Start of EXTRACTED DATA
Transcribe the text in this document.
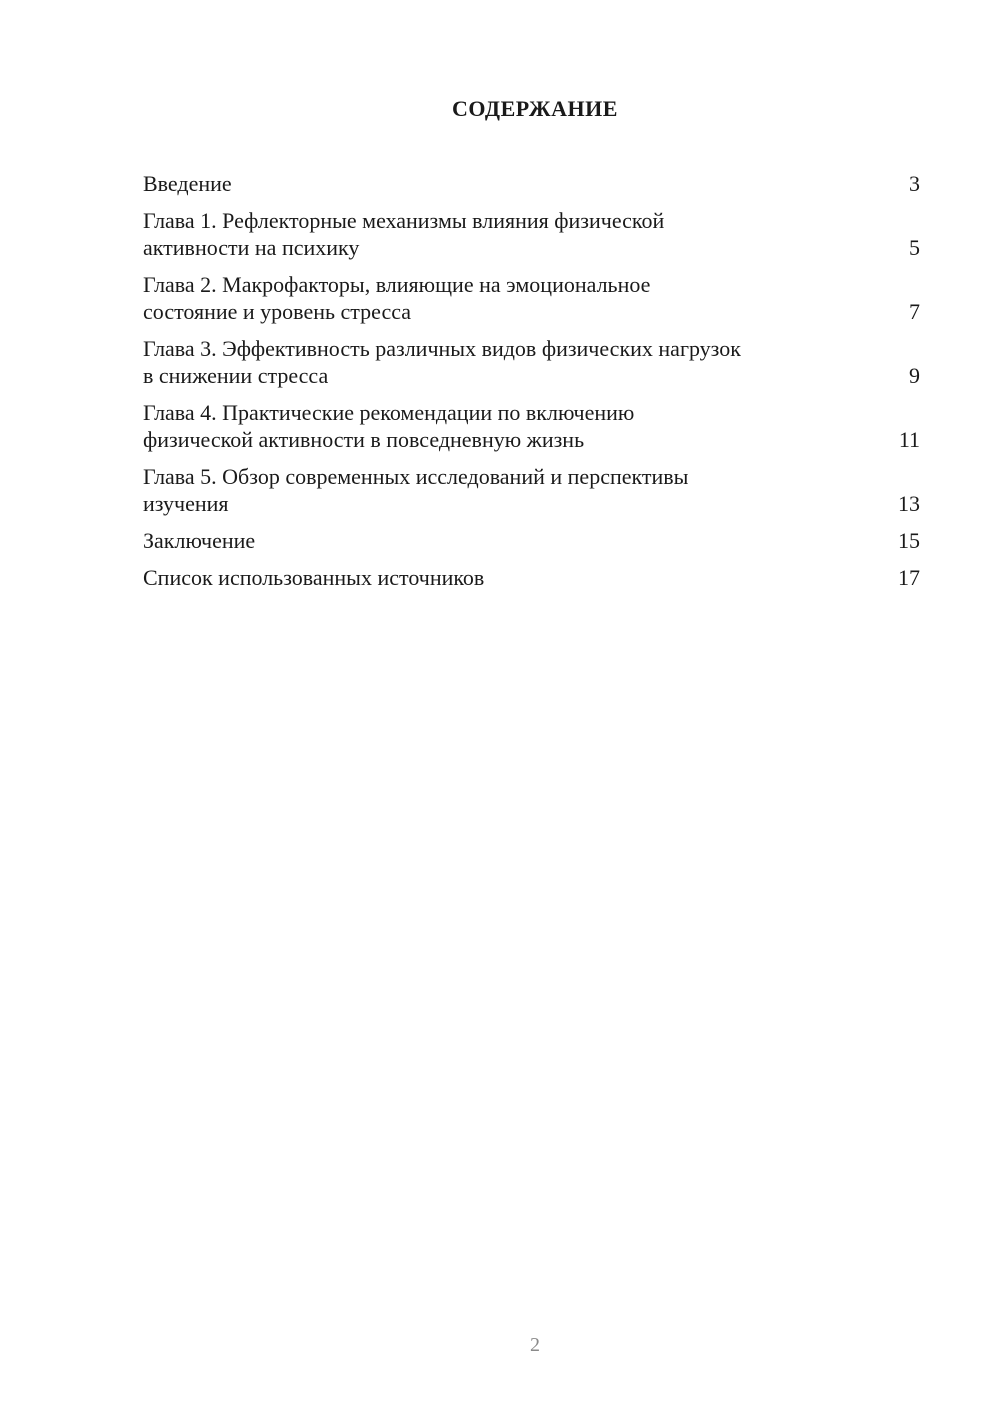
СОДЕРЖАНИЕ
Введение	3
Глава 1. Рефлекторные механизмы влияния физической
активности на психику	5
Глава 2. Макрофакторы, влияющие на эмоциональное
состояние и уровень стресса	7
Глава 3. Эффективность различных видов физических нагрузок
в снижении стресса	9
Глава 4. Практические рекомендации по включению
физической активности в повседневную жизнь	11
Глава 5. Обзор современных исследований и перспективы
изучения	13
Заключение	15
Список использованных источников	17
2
End of EXTRACTED DATA
Leave images out of the retyped records; keep all else exact.

Transcribe the text in this document.
СОДЕРЖАНИЕ
Введение	3
Глава 1. Рефлекторные механизмы влияния физической
активности на психику	5
Глава 2. Макрофакторы, влияющие на эмоциональное
состояние и уровень стресса	7
Глава 3. Эффективность различных видов физических нагрузок
в снижении стресса	9
Глава 4. Практические рекомендации по включению
физической активности в повседневную жизнь	11
Глава 5. Обзор современных исследований и перспективы
изучения	13
Заключение	15
Список использованных источников	17
2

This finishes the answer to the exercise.